------ Stored records ------
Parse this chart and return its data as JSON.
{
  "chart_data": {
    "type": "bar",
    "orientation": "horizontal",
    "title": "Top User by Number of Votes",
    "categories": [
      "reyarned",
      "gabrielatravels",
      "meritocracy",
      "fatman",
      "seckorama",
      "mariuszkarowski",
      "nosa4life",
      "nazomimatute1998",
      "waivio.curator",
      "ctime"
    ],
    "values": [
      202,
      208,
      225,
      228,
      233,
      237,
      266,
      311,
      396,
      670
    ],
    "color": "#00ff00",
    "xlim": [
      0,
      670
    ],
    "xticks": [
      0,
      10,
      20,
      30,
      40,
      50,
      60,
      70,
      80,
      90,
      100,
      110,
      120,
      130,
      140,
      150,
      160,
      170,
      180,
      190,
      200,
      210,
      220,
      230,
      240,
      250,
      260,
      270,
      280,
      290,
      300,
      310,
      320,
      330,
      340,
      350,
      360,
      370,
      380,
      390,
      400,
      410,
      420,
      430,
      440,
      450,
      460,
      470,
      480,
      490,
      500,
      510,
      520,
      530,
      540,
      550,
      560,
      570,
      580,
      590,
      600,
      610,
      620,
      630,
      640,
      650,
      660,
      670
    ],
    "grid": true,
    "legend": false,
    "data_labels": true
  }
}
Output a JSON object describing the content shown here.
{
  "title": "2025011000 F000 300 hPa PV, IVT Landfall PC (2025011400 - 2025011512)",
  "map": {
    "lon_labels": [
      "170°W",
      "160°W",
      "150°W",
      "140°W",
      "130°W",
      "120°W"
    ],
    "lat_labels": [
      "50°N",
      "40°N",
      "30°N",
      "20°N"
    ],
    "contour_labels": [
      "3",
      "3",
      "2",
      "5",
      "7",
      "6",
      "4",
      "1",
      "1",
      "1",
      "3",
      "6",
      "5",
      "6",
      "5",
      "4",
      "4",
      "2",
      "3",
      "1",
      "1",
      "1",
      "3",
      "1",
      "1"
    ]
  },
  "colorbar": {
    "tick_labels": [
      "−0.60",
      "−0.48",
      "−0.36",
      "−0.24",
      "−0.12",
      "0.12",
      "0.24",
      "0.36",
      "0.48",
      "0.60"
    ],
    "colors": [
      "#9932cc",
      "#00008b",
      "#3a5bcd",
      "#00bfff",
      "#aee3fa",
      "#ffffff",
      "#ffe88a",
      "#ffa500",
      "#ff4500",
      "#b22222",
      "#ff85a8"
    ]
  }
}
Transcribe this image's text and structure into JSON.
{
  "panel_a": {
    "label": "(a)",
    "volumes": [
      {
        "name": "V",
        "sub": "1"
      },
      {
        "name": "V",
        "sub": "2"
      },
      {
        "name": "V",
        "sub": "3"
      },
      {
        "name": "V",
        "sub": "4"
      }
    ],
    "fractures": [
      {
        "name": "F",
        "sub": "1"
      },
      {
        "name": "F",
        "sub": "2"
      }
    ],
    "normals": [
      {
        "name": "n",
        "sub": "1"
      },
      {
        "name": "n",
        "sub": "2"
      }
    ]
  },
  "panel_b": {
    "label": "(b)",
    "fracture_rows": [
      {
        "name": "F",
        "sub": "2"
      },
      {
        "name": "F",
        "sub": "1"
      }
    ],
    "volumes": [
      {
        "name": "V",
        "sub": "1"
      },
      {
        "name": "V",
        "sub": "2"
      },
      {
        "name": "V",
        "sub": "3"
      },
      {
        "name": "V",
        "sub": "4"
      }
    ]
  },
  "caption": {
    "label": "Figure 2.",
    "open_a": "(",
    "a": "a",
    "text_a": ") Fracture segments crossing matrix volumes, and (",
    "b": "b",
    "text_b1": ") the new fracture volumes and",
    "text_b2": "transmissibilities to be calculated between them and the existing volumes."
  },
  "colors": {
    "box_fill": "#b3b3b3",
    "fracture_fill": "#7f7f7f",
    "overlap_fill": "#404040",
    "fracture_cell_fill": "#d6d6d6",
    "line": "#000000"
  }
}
------
▸ What you will do
Can you give every line above again, exactly as written?

▸ Result for this exercise
Parse this chart and return its data as JSON.
{
  "chart_data": {
    "type": "bar",
    "orientation": "horizontal",
    "title": "Top User by Number of Votes",
    "categories": [
      "reyarned",
      "gabrielatravels",
      "meritocracy",
      "fatman",
      "seckorama",
      "mariuszkarowski",
      "nosa4life",
      "nazomimatute1998",
      "waivio.curator",
      "ctime"
    ],
    "values": [
      202,
      208,
      225,
      228,
      233,
      237,
      266,
      311,
      396,
      670
    ],
    "color": "#00ff00",
    "xlim": [
      0,
      670
    ],
    "xticks": [
      0,
      10,
      20,
      30,
      40,
      50,
      60,
      70,
      80,
      90,
      100,
      110,
      120,
      130,
      140,
      150,
      160,
      170,
      180,
      190,
      200,
      210,
      220,
      230,
      240,
      250,
      260,
      270,
      280,
      290,
      300,
      310,
      320,
      330,
      340,
      350,
      360,
      370,
      380,
      390,
      400,
      410,
      420,
      430,
      440,
      450,
      460,
      470,
      480,
      490,
      500,
      510,
      520,
      530,
      540,
      550,
      560,
      570,
      580,
      590,
      600,
      610,
      620,
      630,
      640,
      650,
      660,
      670
    ],
    "grid": true,
    "legend": false,
    "data_labels": true
  }
}
Output a JSON object describing the content shown here.
{
  "title": "2025011000 F000 300 hPa PV, IVT Landfall PC (2025011400 - 2025011512)",
  "map": {
    "lon_labels": [
      "170°W",
      "160°W",
      "150°W",
      "140°W",
      "130°W",
      "120°W"
    ],
    "lat_labels": [
      "50°N",
      "40°N",
      "30°N",
      "20°N"
    ],
    "contour_labels": [
      "3",
      "3",
      "2",
      "5",
      "7",
      "6",
      "4",
      "1",
      "1",
      "1",
      "3",
      "6",
      "5",
      "6",
      "5",
      "4",
      "4",
      "2",
      "3",
      "1",
      "1",
      "1",
      "3",
      "1",
      "1"
    ]
  },
  "colorbar": {
    "tick_labels": [
      "−0.60",
      "−0.48",
      "−0.36",
      "−0.24",
      "−0.12",
      "0.12",
      "0.24",
      "0.36",
      "0.48",
      "0.60"
    ],
    "colors": [
      "#9932cc",
      "#00008b",
      "#3a5bcd",
      "#00bfff",
      "#aee3fa",
      "#ffffff",
      "#ffe88a",
      "#ffa500",
      "#ff4500",
      "#b22222",
      "#ff85a8"
    ]
  }
}
Transcribe this image's text and structure into JSON.
{
  "panel_a": {
    "label": "(a)",
    "volumes": [
      {
        "name": "V",
        "sub": "1"
      },
      {
        "name": "V",
        "sub": "2"
      },
      {
        "name": "V",
        "sub": "3"
      },
      {
        "name": "V",
        "sub": "4"
      }
    ],
    "fractures": [
      {
        "name": "F",
        "sub": "1"
      },
      {
        "name": "F",
        "sub": "2"
      }
    ],
    "normals": [
      {
        "name": "n",
        "sub": "1"
      },
      {
        "name": "n",
        "sub": "2"
      }
    ]
  },
  "panel_b": {
    "label": "(b)",
    "fracture_rows": [
      {
        "name": "F",
        "sub": "2"
      },
      {
        "name": "F",
        "sub": "1"
      }
    ],
    "volumes": [
      {
        "name": "V",
        "sub": "1"
      },
      {
        "name": "V",
        "sub": "2"
      },
      {
        "name": "V",
        "sub": "3"
      },
      {
        "name": "V",
        "sub": "4"
      }
    ]
  },
  "caption": {
    "label": "Figure 2.",
    "open_a": "(",
    "a": "a",
    "text_a": ") Fracture segments crossing matrix volumes, and (",
    "b": "b",
    "text_b1": ") the new fracture volumes and",
    "text_b2": "transmissibilities to be calculated between them and the existing volumes."
  },
  "colors": {
    "box_fill": "#b3b3b3",
    "fracture_fill": "#7f7f7f",
    "overlap_fill": "#404040",
    "fracture_cell_fill": "#d6d6d6",
    "line": "#000000"
  }
}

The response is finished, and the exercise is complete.